Prompt: What follows is a set of records, each of which is to be written out exactly.

(Data items)
-- START --

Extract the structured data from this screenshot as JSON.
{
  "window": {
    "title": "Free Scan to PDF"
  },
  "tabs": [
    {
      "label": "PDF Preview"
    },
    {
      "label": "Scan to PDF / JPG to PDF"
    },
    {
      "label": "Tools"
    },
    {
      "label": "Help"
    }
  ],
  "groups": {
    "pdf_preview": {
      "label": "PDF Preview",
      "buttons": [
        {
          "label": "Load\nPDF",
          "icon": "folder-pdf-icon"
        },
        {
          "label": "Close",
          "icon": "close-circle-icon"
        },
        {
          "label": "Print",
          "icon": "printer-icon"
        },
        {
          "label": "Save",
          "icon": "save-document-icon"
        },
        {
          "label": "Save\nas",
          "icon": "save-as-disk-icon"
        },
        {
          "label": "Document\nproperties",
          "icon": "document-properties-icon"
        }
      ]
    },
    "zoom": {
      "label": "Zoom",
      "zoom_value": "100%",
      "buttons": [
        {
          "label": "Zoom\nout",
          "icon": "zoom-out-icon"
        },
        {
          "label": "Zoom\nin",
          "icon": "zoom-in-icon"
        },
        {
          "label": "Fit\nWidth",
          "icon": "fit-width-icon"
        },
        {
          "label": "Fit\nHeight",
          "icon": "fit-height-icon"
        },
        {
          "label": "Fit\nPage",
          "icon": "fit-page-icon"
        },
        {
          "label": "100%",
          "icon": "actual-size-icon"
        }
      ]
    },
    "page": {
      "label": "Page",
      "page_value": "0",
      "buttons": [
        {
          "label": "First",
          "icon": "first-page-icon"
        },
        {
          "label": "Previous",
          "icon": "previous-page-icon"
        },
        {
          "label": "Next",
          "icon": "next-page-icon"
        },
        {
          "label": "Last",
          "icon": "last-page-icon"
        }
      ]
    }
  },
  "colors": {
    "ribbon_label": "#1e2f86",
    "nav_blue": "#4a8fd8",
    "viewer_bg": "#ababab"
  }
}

-- END --

Written solution:
Extract the structured data from this screenshot as JSON.
{
  "window": {
    "title": "Free Scan to PDF"
  },
  "tabs": [
    {
      "label": "PDF Preview"
    },
    {
      "label": "Scan to PDF / JPG to PDF"
    },
    {
      "label": "Tools"
    },
    {
      "label": "Help"
    }
  ],
  "groups": {
    "pdf_preview": {
      "label": "PDF Preview",
      "buttons": [
        {
          "label": "Load\nPDF",
          "icon": "folder-pdf-icon"
        },
        {
          "label": "Close",
          "icon": "close-circle-icon"
        },
        {
          "label": "Print",
          "icon": "printer-icon"
        },
        {
          "label": "Save",
          "icon": "save-document-icon"
        },
        {
          "label": "Save\nas",
          "icon": "save-as-disk-icon"
        },
        {
          "label": "Document\nproperties",
          "icon": "document-properties-icon"
        }
      ]
    },
    "zoom": {
      "label": "Zoom",
      "zoom_value": "100%",
      "buttons": [
        {
          "label": "Zoom\nout",
          "icon": "zoom-out-icon"
        },
        {
          "label": "Zoom\nin",
          "icon": "zoom-in-icon"
        },
        {
          "label": "Fit\nWidth",
          "icon": "fit-width-icon"
        },
        {
          "label": "Fit\nHeight",
          "icon": "fit-height-icon"
        },
        {
          "label": "Fit\nPage",
          "icon": "fit-page-icon"
        },
        {
          "label": "100%",
          "icon": "actual-size-icon"
        }
      ]
    },
    "page": {
      "label": "Page",
      "page_value": "0",
      "buttons": [
        {
          "label": "First",
          "icon": "first-page-icon"
        },
        {
          "label": "Previous",
          "icon": "previous-page-icon"
        },
        {
          "label": "Next",
          "icon": "next-page-icon"
        },
        {
          "label": "Last",
          "icon": "last-page-icon"
        }
      ]
    }
  },
  "colors": {
    "ribbon_label": "#1e2f86",
    "nav_blue": "#4a8fd8",
    "viewer_bg": "#ababab"
  }
}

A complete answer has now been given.